:: TASK STATEMENT ::
Restate all of the entries exactly, dropping any pictures they hold.

:: DATA SHOWN ::
· · · ·

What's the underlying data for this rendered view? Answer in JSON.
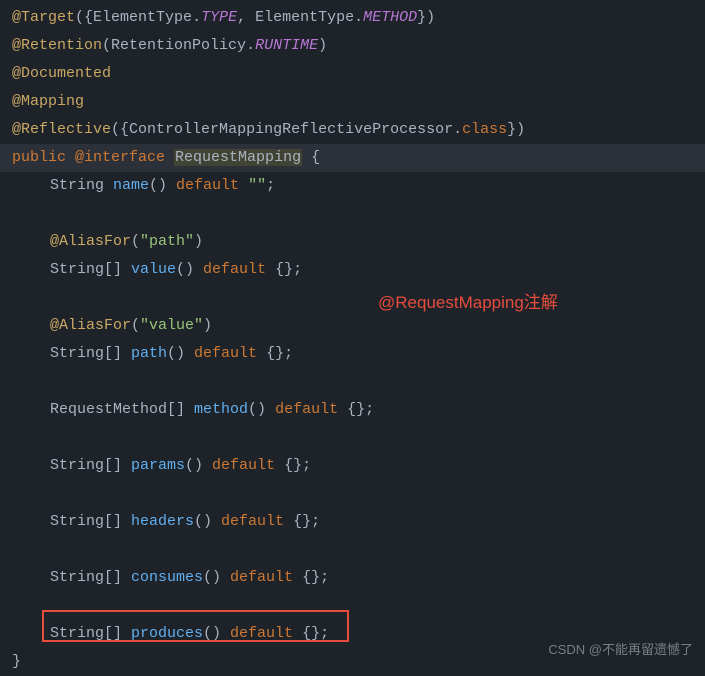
{
  "annotation_label": "@RequestMapping注解",
  "watermark": "CSDN @不能再留遗憾了",
  "line1": {
    "target": "@Target",
    "open": "({",
    "et1": "ElementType",
    "dot1": ".",
    "type": "TYPE",
    "comma": ", ",
    "et2": "ElementType",
    "dot2": ".",
    "method": "METHOD",
    "close": "})"
  },
  "line2": {
    "retention": "@Retention",
    "open": "(",
    "rp": "RetentionPolicy",
    "dot": ".",
    "runtime": "RUNTIME",
    "close": ")"
  },
  "line3": {
    "doc": "@Documented"
  },
  "line4": {
    "map": "@Mapping"
  },
  "line5": {
    "refl": "@Reflective",
    "open": "({",
    "cls": "ControllerMappingReflectiveProcessor",
    "dot": ".",
    "class": "class",
    "close": "})"
  },
  "line6": {
    "public": "public ",
    "interface": "@interface ",
    "name": "RequestMapping",
    "brace": " {"
  },
  "line7": {
    "type": "String ",
    "name": "name",
    "parens": "() ",
    "default": "default ",
    "val": "\"\"",
    "semi": ";"
  },
  "line9": {
    "alias": "@AliasFor",
    "open": "(",
    "val": "\"path\"",
    "close": ")"
  },
  "line10": {
    "type": "String[] ",
    "name": "value",
    "parens": "() ",
    "default": "default ",
    "val": "{}",
    "semi": ";"
  },
  "line12": {
    "alias": "@AliasFor",
    "open": "(",
    "val": "\"value\"",
    "close": ")"
  },
  "line13": {
    "type": "String[] ",
    "name": "path",
    "parens": "() ",
    "default": "default ",
    "val": "{}",
    "semi": ";"
  },
  "line15": {
    "type": "RequestMethod[] ",
    "name": "method",
    "parens": "() ",
    "default": "default ",
    "val": "{}",
    "semi": ";"
  },
  "line17": {
    "type": "String[] ",
    "name": "params",
    "parens": "() ",
    "default": "default ",
    "val": "{}",
    "semi": ";"
  },
  "line19": {
    "type": "String[] ",
    "name": "headers",
    "parens": "() ",
    "default": "default ",
    "val": "{}",
    "semi": ";"
  },
  "line21": {
    "type": "String[] ",
    "name": "consumes",
    "parens": "() ",
    "default": "default ",
    "val": "{}",
    "semi": ";"
  },
  "line23": {
    "type": "String[] ",
    "name": "produces",
    "parens": "() ",
    "default": "default ",
    "val": "{}",
    "semi": ";"
  },
  "line24": {
    "brace": "}"
  }
}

· · · ·

:: COMPLETE RESPONSE ::
What's the underlying data for this rendered view? Answer in JSON.
{
  "annotation_label": "@RequestMapping注解",
  "watermark": "CSDN @不能再留遗憾了",
  "line1": {
    "target": "@Target",
    "open": "({",
    "et1": "ElementType",
    "dot1": ".",
    "type": "TYPE",
    "comma": ", ",
    "et2": "ElementType",
    "dot2": ".",
    "method": "METHOD",
    "close": "})"
  },
  "line2": {
    "retention": "@Retention",
    "open": "(",
    "rp": "RetentionPolicy",
    "dot": ".",
    "runtime": "RUNTIME",
    "close": ")"
  },
  "line3": {
    "doc": "@Documented"
  },
  "line4": {
    "map": "@Mapping"
  },
  "line5": {
    "refl": "@Reflective",
    "open": "({",
    "cls": "ControllerMappingReflectiveProcessor",
    "dot": ".",
    "class": "class",
    "close": "})"
  },
  "line6": {
    "public": "public ",
    "interface": "@interface ",
    "name": "RequestMapping",
    "brace": " {"
  },
  "line7": {
    "type": "String ",
    "name": "name",
    "parens": "() ",
    "default": "default ",
    "val": "\"\"",
    "semi": ";"
  },
  "line9": {
    "alias": "@AliasFor",
    "open": "(",
    "val": "\"path\"",
    "close": ")"
  },
  "line10": {
    "type": "String[] ",
    "name": "value",
    "parens": "() ",
    "default": "default ",
    "val": "{}",
    "semi": ";"
  },
  "line12": {
    "alias": "@AliasFor",
    "open": "(",
    "val": "\"value\"",
    "close": ")"
  },
  "line13": {
    "type": "String[] ",
    "name": "path",
    "parens": "() ",
    "default": "default ",
    "val": "{}",
    "semi": ";"
  },
  "line15": {
    "type": "RequestMethod[] ",
    "name": "method",
    "parens": "() ",
    "default": "default ",
    "val": "{}",
    "semi": ";"
  },
  "line17": {
    "type": "String[] ",
    "name": "params",
    "parens": "() ",
    "default": "default ",
    "val": "{}",
    "semi": ";"
  },
  "line19": {
    "type": "String[] ",
    "name": "headers",
    "parens": "() ",
    "default": "default ",
    "val": "{}",
    "semi": ";"
  },
  "line21": {
    "type": "String[] ",
    "name": "consumes",
    "parens": "() ",
    "default": "default ",
    "val": "{}",
    "semi": ";"
  },
  "line23": {
    "type": "String[] ",
    "name": "produces",
    "parens": "() ",
    "default": "default ",
    "val": "{}",
    "semi": ";"
  },
  "line24": {
    "brace": "}"
  }
}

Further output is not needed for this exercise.